▸ **Direction**: Please write out the material that follows, exactly as it stands.

━━ Data

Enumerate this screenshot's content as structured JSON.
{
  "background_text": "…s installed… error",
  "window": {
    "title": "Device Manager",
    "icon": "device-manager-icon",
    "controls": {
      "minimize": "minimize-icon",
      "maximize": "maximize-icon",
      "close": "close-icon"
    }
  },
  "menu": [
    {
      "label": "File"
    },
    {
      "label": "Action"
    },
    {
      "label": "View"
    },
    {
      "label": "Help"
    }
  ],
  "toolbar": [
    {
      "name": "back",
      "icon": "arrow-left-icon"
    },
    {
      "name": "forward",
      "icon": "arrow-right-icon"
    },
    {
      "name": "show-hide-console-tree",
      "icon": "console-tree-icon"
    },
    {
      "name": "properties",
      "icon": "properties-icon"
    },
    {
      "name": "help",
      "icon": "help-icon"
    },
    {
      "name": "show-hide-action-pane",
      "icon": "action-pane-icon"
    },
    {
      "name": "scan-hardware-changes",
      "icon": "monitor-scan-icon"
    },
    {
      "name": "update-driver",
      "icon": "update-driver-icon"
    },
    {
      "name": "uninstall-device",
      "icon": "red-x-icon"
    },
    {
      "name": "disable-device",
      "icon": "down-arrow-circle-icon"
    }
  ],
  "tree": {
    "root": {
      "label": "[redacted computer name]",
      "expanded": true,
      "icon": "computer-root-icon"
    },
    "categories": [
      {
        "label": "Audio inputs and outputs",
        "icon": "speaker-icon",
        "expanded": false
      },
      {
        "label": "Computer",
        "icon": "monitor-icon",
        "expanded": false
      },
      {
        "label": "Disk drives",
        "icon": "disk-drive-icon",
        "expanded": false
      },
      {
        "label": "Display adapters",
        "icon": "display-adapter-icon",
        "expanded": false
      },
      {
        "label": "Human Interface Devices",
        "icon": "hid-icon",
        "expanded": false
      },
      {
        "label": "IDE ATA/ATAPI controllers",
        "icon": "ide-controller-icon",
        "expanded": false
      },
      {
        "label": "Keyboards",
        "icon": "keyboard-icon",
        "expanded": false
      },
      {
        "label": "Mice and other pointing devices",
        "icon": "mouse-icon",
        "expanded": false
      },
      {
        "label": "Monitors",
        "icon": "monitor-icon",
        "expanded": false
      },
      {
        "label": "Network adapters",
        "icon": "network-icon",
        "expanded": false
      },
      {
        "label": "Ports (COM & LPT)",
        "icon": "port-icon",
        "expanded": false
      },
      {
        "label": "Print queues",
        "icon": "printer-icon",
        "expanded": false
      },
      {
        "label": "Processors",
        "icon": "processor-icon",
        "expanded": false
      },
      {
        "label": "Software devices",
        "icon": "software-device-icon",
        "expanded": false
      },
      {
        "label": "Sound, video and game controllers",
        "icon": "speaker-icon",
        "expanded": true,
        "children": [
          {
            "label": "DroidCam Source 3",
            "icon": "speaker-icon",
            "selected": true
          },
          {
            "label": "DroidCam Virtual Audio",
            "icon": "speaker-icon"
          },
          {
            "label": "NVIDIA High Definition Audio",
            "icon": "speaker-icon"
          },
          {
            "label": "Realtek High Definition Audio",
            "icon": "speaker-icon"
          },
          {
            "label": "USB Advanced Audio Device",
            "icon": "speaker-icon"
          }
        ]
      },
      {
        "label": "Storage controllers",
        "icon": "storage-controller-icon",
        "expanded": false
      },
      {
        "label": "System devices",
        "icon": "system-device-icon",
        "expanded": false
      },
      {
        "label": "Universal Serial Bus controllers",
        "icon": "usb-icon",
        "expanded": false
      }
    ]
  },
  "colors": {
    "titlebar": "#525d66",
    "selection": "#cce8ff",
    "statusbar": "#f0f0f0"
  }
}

━━━━

▸ **Reply to the task**:
Enumerate this screenshot's content as structured JSON.
{
  "background_text": "…s installed… error",
  "window": {
    "title": "Device Manager",
    "icon": "device-manager-icon",
    "controls": {
      "minimize": "minimize-icon",
      "maximize": "maximize-icon",
      "close": "close-icon"
    }
  },
  "menu": [
    {
      "label": "File"
    },
    {
      "label": "Action"
    },
    {
      "label": "View"
    },
    {
      "label": "Help"
    }
  ],
  "toolbar": [
    {
      "name": "back",
      "icon": "arrow-left-icon"
    },
    {
      "name": "forward",
      "icon": "arrow-right-icon"
    },
    {
      "name": "show-hide-console-tree",
      "icon": "console-tree-icon"
    },
    {
      "name": "properties",
      "icon": "properties-icon"
    },
    {
      "name": "help",
      "icon": "help-icon"
    },
    {
      "name": "show-hide-action-pane",
      "icon": "action-pane-icon"
    },
    {
      "name": "scan-hardware-changes",
      "icon": "monitor-scan-icon"
    },
    {
      "name": "update-driver",
      "icon": "update-driver-icon"
    },
    {
      "name": "uninstall-device",
      "icon": "red-x-icon"
    },
    {
      "name": "disable-device",
      "icon": "down-arrow-circle-icon"
    }
  ],
  "tree": {
    "root": {
      "label": "[redacted computer name]",
      "expanded": true,
      "icon": "computer-root-icon"
    },
    "categories": [
      {
        "label": "Audio inputs and outputs",
        "icon": "speaker-icon",
        "expanded": false
      },
      {
        "label": "Computer",
        "icon": "monitor-icon",
        "expanded": false
      },
      {
        "label": "Disk drives",
        "icon": "disk-drive-icon",
        "expanded": false
      },
      {
        "label": "Display adapters",
        "icon": "display-adapter-icon",
        "expanded": false
      },
      {
        "label": "Human Interface Devices",
        "icon": "hid-icon",
        "expanded": false
      },
      {
        "label": "IDE ATA/ATAPI controllers",
        "icon": "ide-controller-icon",
        "expanded": false
      },
      {
        "label": "Keyboards",
        "icon": "keyboard-icon",
        "expanded": false
      },
      {
        "label": "Mice and other pointing devices",
        "icon": "mouse-icon",
        "expanded": false
      },
      {
        "label": "Monitors",
        "icon": "monitor-icon",
        "expanded": false
      },
      {
        "label": "Network adapters",
        "icon": "network-icon",
        "expanded": false
      },
      {
        "label": "Ports (COM & LPT)",
        "icon": "port-icon",
        "expanded": false
      },
      {
        "label": "Print queues",
        "icon": "printer-icon",
        "expanded": false
      },
      {
        "label": "Processors",
        "icon": "processor-icon",
        "expanded": false
      },
      {
        "label": "Software devices",
        "icon": "software-device-icon",
        "expanded": false
      },
      {
        "label": "Sound, video and game controllers",
        "icon": "speaker-icon",
        "expanded": true,
        "children": [
          {
            "label": "DroidCam Source 3",
            "icon": "speaker-icon",
            "selected": true
          },
          {
            "label": "DroidCam Virtual Audio",
            "icon": "speaker-icon"
          },
          {
            "label": "NVIDIA High Definition Audio",
            "icon": "speaker-icon"
          },
          {
            "label": "Realtek High Definition Audio",
            "icon": "speaker-icon"
          },
          {
            "label": "USB Advanced Audio Device",
            "icon": "speaker-icon"
          }
        ]
      },
      {
        "label": "Storage controllers",
        "icon": "storage-controller-icon",
        "expanded": false
      },
      {
        "label": "System devices",
        "icon": "system-device-icon",
        "expanded": false
      },
      {
        "label": "Universal Serial Bus controllers",
        "icon": "usb-icon",
        "expanded": false
      }
    ]
  },
  "colors": {
    "titlebar": "#525d66",
    "selection": "#cce8ff",
    "statusbar": "#f0f0f0"
  }
}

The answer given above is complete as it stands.